* _Task details_:
Look through the data below. Show each line where the string "this" occurs.

* _Rows_:
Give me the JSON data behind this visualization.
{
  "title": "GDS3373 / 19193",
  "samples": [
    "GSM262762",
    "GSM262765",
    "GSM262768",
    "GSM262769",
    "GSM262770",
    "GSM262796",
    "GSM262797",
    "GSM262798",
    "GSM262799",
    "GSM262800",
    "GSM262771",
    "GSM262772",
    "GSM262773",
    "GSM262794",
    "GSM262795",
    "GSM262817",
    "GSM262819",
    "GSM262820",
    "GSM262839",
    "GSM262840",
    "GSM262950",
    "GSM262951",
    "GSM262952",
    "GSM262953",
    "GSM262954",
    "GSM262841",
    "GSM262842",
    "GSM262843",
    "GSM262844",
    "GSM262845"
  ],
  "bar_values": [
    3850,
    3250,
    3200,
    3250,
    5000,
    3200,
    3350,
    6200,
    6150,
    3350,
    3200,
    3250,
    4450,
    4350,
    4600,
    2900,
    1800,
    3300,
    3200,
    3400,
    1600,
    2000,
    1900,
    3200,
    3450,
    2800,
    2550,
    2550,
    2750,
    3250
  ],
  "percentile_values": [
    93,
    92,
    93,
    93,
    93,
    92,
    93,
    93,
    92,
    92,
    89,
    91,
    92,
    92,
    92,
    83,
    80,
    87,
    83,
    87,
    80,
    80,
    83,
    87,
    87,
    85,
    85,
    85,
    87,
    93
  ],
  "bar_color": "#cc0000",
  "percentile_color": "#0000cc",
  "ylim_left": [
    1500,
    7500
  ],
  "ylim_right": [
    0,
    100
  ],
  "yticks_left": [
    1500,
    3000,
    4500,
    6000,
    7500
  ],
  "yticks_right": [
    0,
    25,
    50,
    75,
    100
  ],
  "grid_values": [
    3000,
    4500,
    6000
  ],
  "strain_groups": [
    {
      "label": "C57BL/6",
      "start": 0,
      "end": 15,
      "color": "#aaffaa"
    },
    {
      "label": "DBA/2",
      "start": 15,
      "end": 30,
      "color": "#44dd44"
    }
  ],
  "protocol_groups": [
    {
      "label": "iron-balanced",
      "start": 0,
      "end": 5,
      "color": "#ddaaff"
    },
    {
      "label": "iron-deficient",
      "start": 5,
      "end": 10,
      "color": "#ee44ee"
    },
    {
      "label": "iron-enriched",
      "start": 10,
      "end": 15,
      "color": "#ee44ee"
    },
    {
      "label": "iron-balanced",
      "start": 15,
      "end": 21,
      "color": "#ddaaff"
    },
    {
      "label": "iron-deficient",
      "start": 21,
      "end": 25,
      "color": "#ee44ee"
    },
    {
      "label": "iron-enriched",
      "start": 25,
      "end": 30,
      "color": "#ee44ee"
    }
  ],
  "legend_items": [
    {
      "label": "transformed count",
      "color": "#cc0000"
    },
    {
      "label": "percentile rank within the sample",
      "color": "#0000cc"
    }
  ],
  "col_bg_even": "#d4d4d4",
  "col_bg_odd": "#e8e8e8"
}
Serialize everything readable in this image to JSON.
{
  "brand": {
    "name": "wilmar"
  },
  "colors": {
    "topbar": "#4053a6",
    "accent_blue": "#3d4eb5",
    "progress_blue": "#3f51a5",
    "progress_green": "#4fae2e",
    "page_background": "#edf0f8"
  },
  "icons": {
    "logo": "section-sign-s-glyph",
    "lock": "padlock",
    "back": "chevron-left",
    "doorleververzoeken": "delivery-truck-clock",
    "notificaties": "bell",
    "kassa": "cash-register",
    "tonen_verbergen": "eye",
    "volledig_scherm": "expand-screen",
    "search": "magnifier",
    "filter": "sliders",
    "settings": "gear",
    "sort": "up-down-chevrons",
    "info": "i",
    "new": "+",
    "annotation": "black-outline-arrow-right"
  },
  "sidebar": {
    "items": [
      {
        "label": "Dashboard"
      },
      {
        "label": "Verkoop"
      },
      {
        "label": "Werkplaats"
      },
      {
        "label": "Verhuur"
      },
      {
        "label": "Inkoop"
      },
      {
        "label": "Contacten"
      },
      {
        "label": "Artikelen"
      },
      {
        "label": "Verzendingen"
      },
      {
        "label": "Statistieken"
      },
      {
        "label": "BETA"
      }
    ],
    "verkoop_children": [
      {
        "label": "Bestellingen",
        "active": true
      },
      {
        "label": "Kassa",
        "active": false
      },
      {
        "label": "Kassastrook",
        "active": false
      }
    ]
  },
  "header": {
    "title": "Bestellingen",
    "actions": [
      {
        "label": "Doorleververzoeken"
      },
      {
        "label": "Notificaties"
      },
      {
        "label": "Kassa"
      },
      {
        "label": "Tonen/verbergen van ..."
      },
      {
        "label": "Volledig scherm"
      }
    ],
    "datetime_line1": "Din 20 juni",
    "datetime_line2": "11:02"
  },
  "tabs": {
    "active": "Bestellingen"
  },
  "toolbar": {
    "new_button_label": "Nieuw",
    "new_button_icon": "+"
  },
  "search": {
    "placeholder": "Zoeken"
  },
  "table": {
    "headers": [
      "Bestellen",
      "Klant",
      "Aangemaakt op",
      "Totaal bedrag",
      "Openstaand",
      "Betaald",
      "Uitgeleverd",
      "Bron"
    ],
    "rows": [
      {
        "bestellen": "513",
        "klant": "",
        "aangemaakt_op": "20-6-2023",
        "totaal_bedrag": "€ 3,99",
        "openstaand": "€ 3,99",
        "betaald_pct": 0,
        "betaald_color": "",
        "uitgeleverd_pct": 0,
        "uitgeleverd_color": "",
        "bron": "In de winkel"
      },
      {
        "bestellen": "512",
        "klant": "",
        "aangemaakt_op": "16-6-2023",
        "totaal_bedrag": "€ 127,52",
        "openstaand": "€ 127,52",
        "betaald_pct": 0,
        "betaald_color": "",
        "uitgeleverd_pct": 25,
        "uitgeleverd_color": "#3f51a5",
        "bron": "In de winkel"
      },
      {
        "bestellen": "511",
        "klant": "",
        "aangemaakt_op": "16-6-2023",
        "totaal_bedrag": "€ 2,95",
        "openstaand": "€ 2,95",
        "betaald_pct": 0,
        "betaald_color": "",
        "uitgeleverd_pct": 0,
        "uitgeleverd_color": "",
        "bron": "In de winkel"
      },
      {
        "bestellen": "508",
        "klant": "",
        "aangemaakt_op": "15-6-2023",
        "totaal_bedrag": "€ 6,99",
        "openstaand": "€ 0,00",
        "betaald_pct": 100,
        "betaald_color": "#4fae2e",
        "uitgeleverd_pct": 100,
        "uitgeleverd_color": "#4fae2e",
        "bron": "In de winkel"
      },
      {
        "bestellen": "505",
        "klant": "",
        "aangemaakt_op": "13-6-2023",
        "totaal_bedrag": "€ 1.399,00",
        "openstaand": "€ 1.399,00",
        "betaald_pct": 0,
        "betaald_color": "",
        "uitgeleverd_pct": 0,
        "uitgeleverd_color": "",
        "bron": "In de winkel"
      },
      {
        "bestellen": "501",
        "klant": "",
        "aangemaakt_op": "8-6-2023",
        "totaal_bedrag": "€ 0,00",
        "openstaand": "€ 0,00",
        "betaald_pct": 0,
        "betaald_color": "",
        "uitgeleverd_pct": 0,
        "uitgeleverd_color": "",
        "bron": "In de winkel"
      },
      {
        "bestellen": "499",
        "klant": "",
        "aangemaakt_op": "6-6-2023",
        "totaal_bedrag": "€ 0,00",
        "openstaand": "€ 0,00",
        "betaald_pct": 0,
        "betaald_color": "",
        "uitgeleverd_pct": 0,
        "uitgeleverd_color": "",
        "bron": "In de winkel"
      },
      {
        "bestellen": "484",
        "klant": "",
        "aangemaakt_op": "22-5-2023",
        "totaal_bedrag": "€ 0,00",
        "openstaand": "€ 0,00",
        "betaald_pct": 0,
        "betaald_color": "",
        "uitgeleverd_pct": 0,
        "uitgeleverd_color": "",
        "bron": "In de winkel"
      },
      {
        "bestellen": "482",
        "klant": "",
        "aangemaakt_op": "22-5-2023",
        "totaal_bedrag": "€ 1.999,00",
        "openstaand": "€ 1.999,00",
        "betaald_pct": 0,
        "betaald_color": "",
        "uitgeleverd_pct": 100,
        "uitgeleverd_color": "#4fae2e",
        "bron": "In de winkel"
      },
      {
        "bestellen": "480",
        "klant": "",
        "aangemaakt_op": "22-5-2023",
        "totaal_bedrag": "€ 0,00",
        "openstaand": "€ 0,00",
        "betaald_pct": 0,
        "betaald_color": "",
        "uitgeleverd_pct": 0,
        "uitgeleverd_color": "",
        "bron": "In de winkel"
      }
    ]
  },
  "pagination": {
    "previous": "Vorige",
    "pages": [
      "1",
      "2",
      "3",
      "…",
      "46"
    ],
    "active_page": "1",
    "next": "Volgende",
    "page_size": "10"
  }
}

* _Result_:
Give me the JSON data behind this visualization.
Serialize everything readable in this image to JSON.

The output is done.